INPUT ROWS.
——

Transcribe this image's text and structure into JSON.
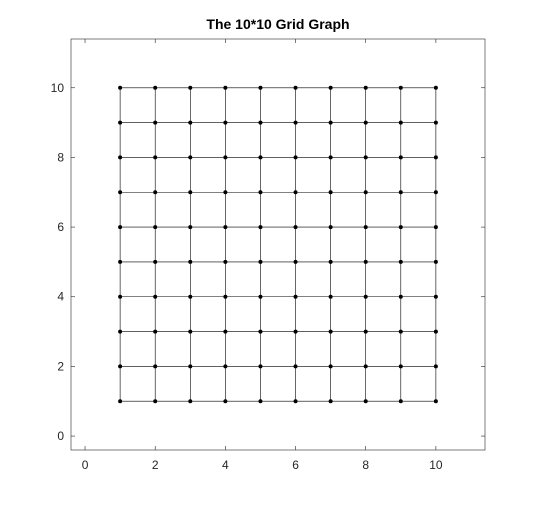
{
  "chart_data": {
    "type": "scatter",
    "title": "The 10*10 Grid Graph",
    "xlabel": "",
    "ylabel": "",
    "xlim": [
      -0.4,
      11.4
    ],
    "ylim": [
      -0.4,
      11.4
    ],
    "xticks": [
      0,
      2,
      4,
      6,
      8,
      10
    ],
    "yticks": [
      0,
      2,
      4,
      6,
      8,
      10
    ],
    "xtick_labels": [
      "0",
      "2",
      "4",
      "6",
      "8",
      "10"
    ],
    "ytick_labels": [
      "0",
      "2",
      "4",
      "6",
      "8",
      "10"
    ],
    "grid": false,
    "nodes": {
      "x": [
        1,
        2,
        3,
        4,
        5,
        6,
        7,
        8,
        9,
        10
      ],
      "y": [
        1,
        2,
        3,
        4,
        5,
        6,
        7,
        8,
        9,
        10
      ],
      "count": 100
    },
    "edges": "4-neighbour lattice (horizontal and vertical connections between adjacent nodes)",
    "colors": {
      "node": "#000000",
      "edge": "#000000",
      "axes": "#262626",
      "background": "#ffffff"
    }
  }
}
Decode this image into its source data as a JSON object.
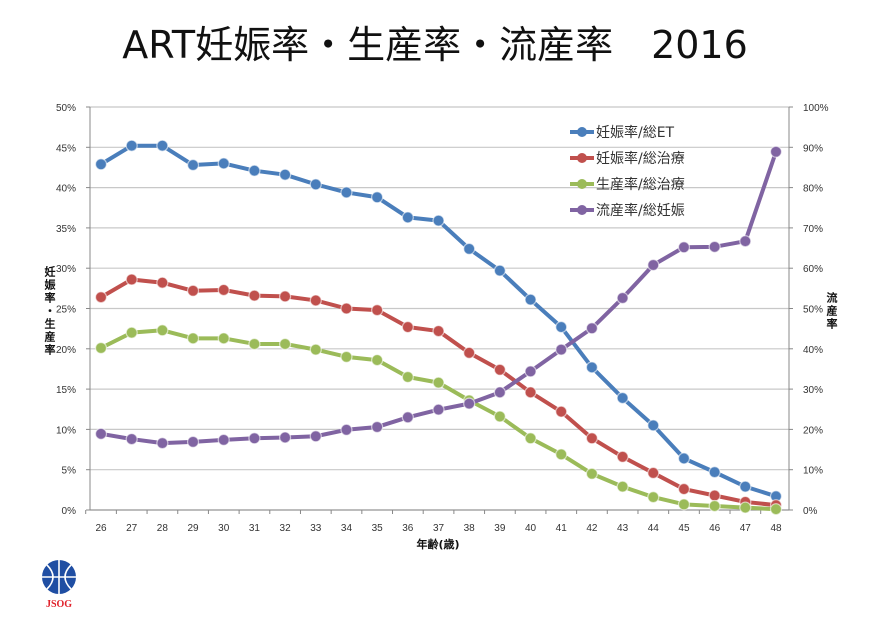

——

TASK. Repeat the listing above exactly, with no pictures.

WRITTEN RESPONSE.
Transcribe this image's text and structure into JSON.
{
  "chart_data": {
    "type": "scatter",
    "title": "The 10*10 Grid Graph",
    "xlabel": "",
    "ylabel": "",
    "xlim": [
      -0.4,
      11.4
    ],
    "ylim": [
      -0.4,
      11.4
    ],
    "xticks": [
      0,
      2,
      4,
      6,
      8,
      10
    ],
    "yticks": [
      0,
      2,
      4,
      6,
      8,
      10
    ],
    "xtick_labels": [
      "0",
      "2",
      "4",
      "6",
      "8",
      "10"
    ],
    "ytick_labels": [
      "0",
      "2",
      "4",
      "6",
      "8",
      "10"
    ],
    "grid": false,
    "nodes": {
      "x": [
        1,
        2,
        3,
        4,
        5,
        6,
        7,
        8,
        9,
        10
      ],
      "y": [
        1,
        2,
        3,
        4,
        5,
        6,
        7,
        8,
        9,
        10
      ],
      "count": 100
    },
    "edges": "4-neighbour lattice (horizontal and vertical connections between adjacent nodes)",
    "colors": {
      "node": "#000000",
      "edge": "#000000",
      "axes": "#262626",
      "background": "#ffffff"
    }
  }
}
Decode this image into its source data as a JSON object.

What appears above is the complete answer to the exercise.